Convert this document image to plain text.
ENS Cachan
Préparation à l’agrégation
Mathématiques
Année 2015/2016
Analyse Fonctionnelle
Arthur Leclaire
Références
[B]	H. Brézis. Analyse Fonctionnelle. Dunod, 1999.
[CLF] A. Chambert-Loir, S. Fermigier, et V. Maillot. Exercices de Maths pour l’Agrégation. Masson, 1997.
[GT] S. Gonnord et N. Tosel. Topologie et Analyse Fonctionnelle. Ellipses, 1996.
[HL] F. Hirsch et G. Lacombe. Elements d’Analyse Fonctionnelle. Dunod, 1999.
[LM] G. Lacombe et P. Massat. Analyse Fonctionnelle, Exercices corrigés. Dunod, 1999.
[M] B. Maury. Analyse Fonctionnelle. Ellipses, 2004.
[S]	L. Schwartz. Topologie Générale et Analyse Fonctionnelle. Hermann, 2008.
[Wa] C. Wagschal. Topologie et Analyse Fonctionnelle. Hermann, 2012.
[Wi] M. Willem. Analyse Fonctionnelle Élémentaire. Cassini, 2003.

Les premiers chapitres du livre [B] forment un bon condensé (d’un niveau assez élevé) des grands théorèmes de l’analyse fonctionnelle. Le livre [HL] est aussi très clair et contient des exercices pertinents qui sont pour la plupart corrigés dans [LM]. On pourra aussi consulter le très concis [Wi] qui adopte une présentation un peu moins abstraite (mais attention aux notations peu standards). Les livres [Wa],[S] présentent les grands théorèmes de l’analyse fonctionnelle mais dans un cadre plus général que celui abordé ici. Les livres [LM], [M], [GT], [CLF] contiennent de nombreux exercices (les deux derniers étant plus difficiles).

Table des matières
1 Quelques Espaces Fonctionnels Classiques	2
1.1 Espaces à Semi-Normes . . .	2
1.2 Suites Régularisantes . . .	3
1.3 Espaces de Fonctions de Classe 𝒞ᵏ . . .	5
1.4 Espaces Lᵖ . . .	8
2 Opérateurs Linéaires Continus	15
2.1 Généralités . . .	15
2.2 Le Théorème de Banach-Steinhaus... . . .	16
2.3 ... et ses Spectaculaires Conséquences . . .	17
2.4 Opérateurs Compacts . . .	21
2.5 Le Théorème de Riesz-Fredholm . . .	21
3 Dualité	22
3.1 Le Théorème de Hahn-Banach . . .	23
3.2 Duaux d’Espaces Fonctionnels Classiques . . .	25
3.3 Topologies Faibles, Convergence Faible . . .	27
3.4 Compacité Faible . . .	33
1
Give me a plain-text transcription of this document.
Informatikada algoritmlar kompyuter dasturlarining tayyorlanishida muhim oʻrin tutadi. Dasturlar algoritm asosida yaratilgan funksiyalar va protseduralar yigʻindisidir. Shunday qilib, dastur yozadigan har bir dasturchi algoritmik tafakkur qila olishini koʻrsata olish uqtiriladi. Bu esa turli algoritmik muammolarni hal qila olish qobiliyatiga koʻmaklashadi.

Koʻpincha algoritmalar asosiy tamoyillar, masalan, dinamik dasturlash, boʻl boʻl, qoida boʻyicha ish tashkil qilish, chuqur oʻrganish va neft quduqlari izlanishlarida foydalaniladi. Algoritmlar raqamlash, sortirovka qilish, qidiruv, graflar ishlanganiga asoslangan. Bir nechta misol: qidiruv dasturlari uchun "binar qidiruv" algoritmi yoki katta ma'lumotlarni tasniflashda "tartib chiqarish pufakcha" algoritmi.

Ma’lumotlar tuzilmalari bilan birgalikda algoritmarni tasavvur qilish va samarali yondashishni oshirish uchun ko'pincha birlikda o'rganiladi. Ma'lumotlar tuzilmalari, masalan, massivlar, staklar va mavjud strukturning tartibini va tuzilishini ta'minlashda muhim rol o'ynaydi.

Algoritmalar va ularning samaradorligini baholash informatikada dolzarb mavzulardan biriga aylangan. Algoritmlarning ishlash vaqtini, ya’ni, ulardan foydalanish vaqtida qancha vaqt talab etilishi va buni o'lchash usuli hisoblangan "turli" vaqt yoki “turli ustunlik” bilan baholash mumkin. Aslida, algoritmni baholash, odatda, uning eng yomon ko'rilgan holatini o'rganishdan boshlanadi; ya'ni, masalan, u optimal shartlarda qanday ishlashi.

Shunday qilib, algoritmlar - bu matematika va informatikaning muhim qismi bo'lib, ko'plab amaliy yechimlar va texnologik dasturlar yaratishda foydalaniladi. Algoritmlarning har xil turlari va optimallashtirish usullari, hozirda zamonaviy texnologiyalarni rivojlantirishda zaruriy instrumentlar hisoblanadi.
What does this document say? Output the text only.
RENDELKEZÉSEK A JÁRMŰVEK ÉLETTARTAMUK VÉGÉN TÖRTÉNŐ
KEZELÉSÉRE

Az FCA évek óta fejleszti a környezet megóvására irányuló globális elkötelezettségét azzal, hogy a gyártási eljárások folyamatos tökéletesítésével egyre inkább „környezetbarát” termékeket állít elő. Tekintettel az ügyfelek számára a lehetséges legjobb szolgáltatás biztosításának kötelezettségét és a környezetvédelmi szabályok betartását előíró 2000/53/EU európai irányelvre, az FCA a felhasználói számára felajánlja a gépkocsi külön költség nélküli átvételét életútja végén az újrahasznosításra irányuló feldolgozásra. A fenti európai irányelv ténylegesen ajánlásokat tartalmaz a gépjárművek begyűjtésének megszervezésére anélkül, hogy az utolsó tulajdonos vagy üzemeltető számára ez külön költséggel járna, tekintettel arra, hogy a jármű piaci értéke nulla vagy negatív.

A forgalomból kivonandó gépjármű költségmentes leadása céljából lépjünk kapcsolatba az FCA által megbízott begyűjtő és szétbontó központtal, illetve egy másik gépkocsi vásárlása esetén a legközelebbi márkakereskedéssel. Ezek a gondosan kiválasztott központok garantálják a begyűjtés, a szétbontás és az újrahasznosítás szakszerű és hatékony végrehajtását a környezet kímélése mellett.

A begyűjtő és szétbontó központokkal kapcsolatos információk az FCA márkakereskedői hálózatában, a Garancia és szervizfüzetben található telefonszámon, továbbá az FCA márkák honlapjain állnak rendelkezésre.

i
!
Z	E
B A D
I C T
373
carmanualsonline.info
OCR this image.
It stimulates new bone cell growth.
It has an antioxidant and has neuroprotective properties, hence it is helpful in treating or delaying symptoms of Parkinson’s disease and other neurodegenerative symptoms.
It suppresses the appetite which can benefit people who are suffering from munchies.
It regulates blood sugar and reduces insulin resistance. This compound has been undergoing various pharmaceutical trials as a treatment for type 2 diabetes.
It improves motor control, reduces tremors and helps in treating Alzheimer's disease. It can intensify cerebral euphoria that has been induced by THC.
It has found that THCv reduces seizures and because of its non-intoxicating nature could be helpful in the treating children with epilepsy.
.....
◆ What to do
Determine how many lines of the listing hold the word "Fonctionnels" and reply with that figure alone.

◆ Expected output
2